**STATED EXERCISE:**
What follows is a set of entries. Give them again exactly, without the pictures.

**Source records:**
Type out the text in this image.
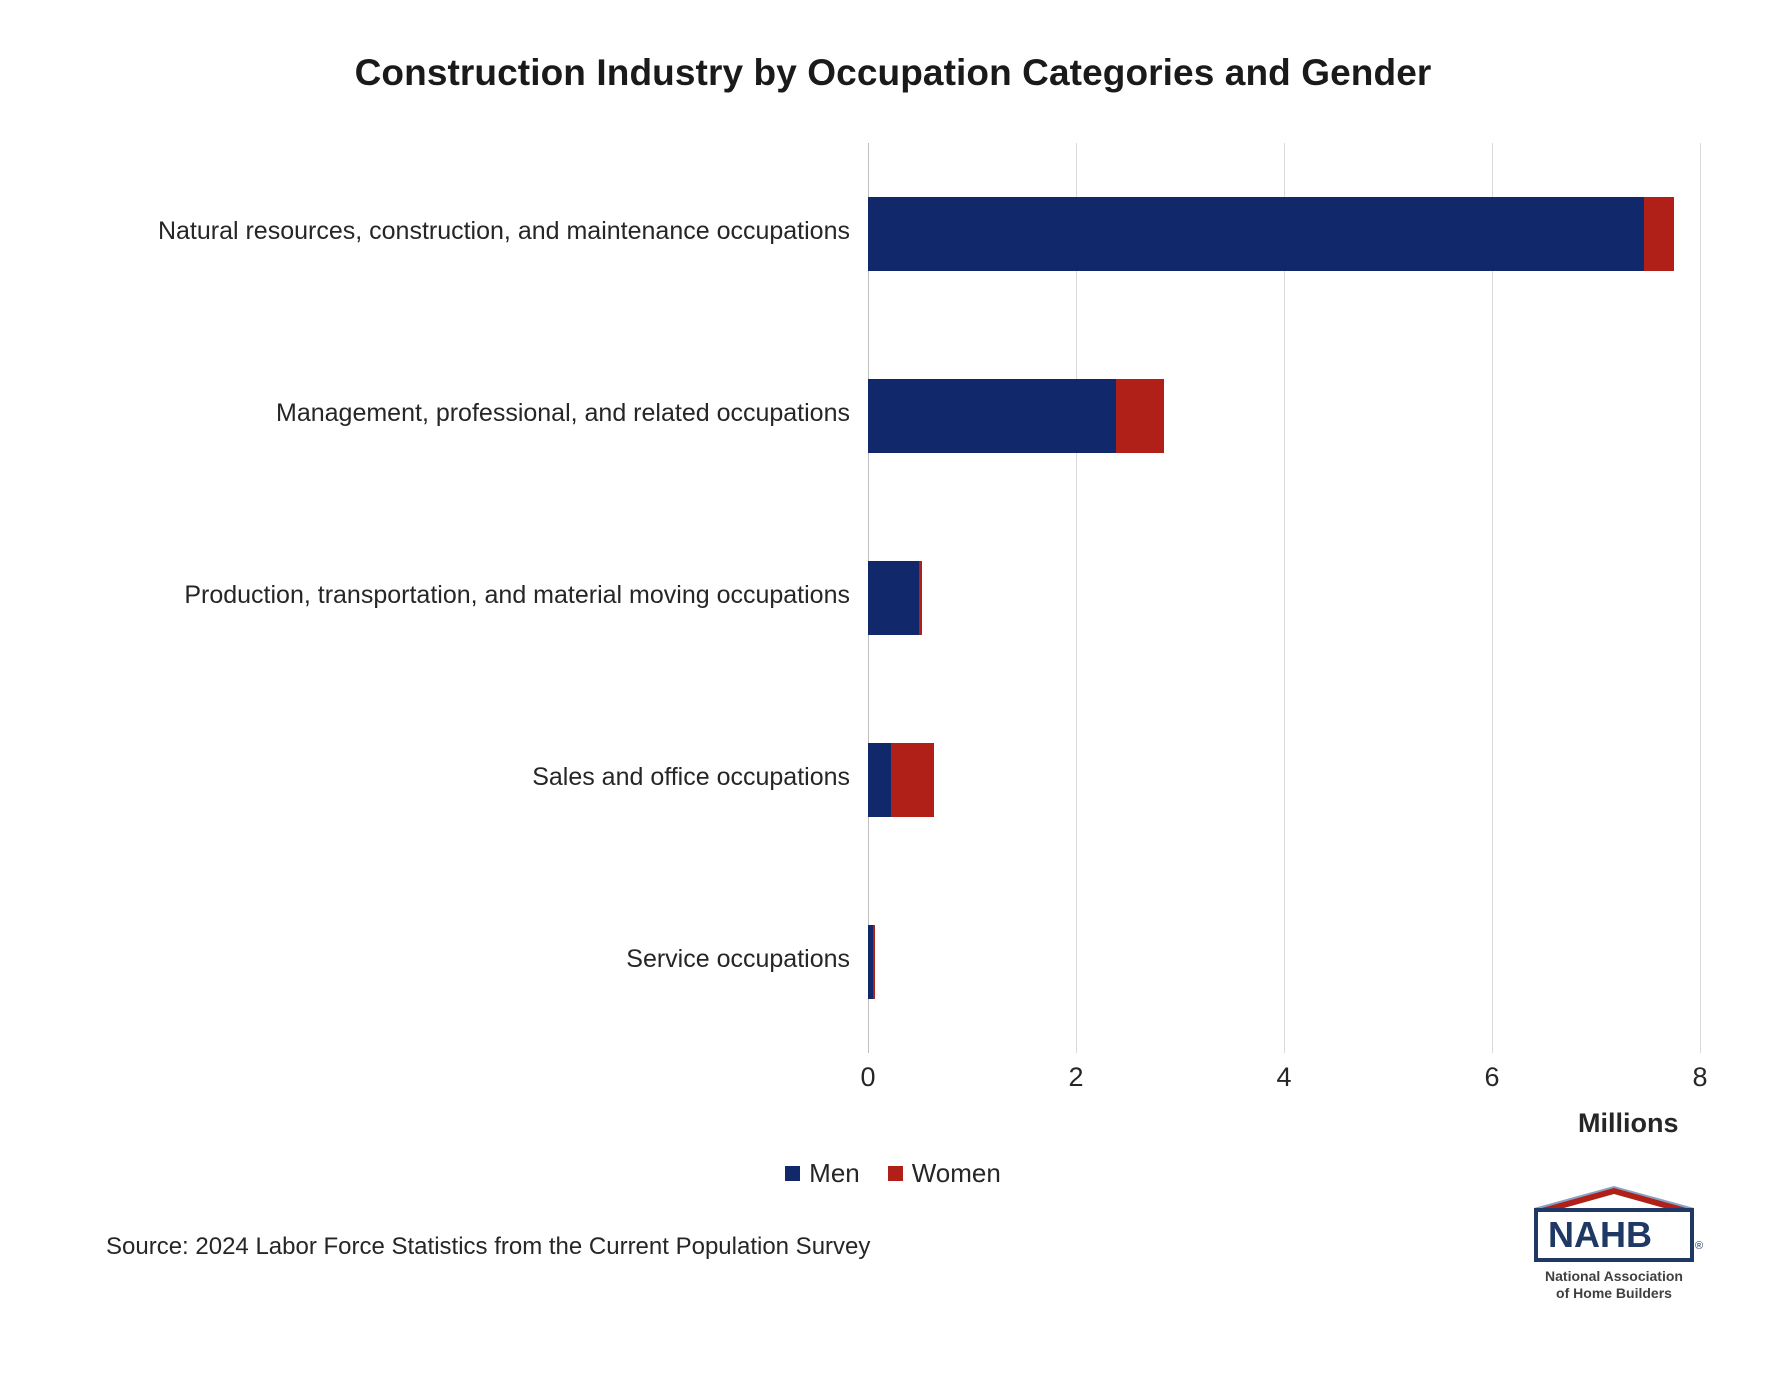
Construction Industry by Occupation Categories and Gender
Natural resources, construction, and maintenance occupations
Management, professional, and related occupations
Production, transportation, and material moving occupations
Sales and office occupations
Service occupations
0	2	4	6	8
Millions
Men Women
Source: 2024 Labor Force Statistics from the Current Population Survey	NAHB	®
National Association
of Home Builders
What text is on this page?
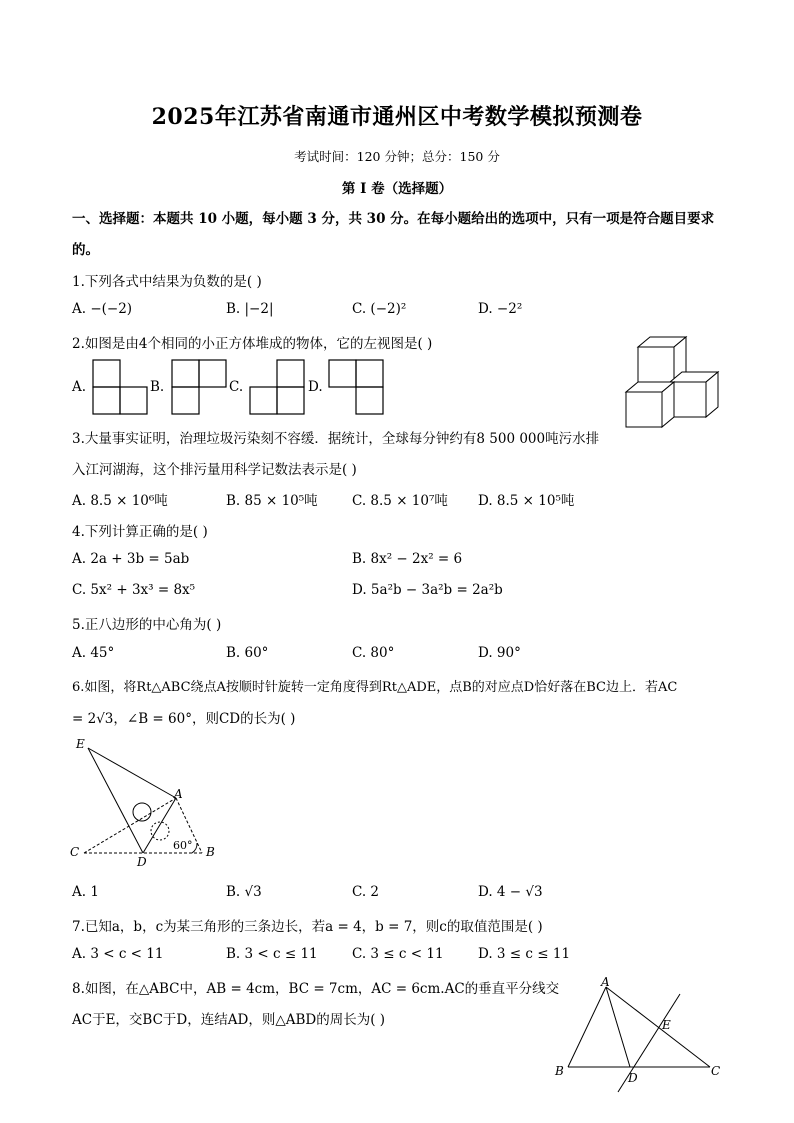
2025年江苏省南通市通州区中考数学模拟预测卷
考试时间：120 分钟；总分：150 分
第 I 卷（选择题）
一、选择题：本题共 10 小题，每小题 3 分，共 30 分。在每小题给出的选项中，只有一项是符合题目要求
的。
1.下列各式中结果为负数的是( )
A. −(−2)	B. |−2|	C. (−2)²	D. −2²
2.如图是由4个相同的小正方体堆成的物体，它的左视图是( )
A.	B.	C.	D.
3.大量事实证明，治理垃圾污染刻不容缓．据统计，全球每分钟约有8 500 000吨污水排
入江河湖海，这个排污量用科学记数法表示是( )
A. 8.5 × 10⁶吨	B. 85 × 10⁵吨	C. 8.5 × 10⁷吨 D. 8.5 × 10⁵吨
4.下列计算正确的是( )
A. 2a + 3b = 5ab	B. 8x² − 2x² = 6
C. 5x² + 3x³ = 8x⁵	D. 5a²b − 3a²b = 2a²b
5.正八边形的中心角为( )
A. 45°	B. 60°	C. 80°	D. 90°
6.如图，将Rt△ABC绕点A按顺时针旋转一定角度得到Rt△ADE，点B的对应点D恰好落在BC边上．若AC
= 2√3，∠B = 60°，则CD的长为( )
E
A
C
D
B
60°
A. 1	B. √3	C. 2	D. 4 − √3
7.已知a，b，c为某三角形的三条边长，若a = 4，b = 7，则c的取值范围是( )
A. 3 < c < 11	B. 3 < c ≤ 11	C. 3 ≤ c < 11	D. 3 ≤ c ≤ 11
8.如图，在△ABC中，AB = 4cm，BC = 7cm，AC = 6cm.AC的垂直平分线交
AC于E，交BC于D，连结AD，则△ABD的周长为( )
A
E
B	D	C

**COMPLETED EXERCISE:**
Type out the text in this image.
Construction Industry by Occupation Categories and Gender
Natural resources, construction, and maintenance occupations
Management, professional, and related occupations
Production, transportation, and material moving occupations
Sales and office occupations
Service occupations
0	2	4	6	8
Millions
Men Women
Source: 2024 Labor Force Statistics from the Current Population Survey	NAHB	®
National Association
of Home Builders
What text is on this page?
2025年江苏省南通市通州区中考数学模拟预测卷
考试时间：120 分钟；总分：150 分
第 I 卷（选择题）
一、选择题：本题共 10 小题，每小题 3 分，共 30 分。在每小题给出的选项中，只有一项是符合题目要求
的。
1.下列各式中结果为负数的是( )
A. −(−2)	B. |−2|	C. (−2)²	D. −2²
2.如图是由4个相同的小正方体堆成的物体，它的左视图是( )
A.	B.	C.	D.
3.大量事实证明，治理垃圾污染刻不容缓．据统计，全球每分钟约有8 500 000吨污水排
入江河湖海，这个排污量用科学记数法表示是( )
A. 8.5 × 10⁶吨	B. 85 × 10⁵吨	C. 8.5 × 10⁷吨 D. 8.5 × 10⁵吨
4.下列计算正确的是( )
A. 2a + 3b = 5ab	B. 8x² − 2x² = 6
C. 5x² + 3x³ = 8x⁵	D. 5a²b − 3a²b = 2a²b
5.正八边形的中心角为( )
A. 45°	B. 60°	C. 80°	D. 90°
6.如图，将Rt△ABC绕点A按顺时针旋转一定角度得到Rt△ADE，点B的对应点D恰好落在BC边上．若AC
= 2√3，∠B = 60°，则CD的长为( )
E
A
C
D
B
60°
A. 1	B. √3	C. 2	D. 4 − √3
7.已知a，b，c为某三角形的三条边长，若a = 4，b = 7，则c的取值范围是( )
A. 3 < c < 11	B. 3 < c ≤ 11	C. 3 ≤ c < 11	D. 3 ≤ c ≤ 11
8.如图，在△ABC中，AB = 4cm，BC = 7cm，AC = 6cm.AC的垂直平分线交
AC于E，交BC于D，连结AD，则△ABD的周长为( )
A
E
B	D	C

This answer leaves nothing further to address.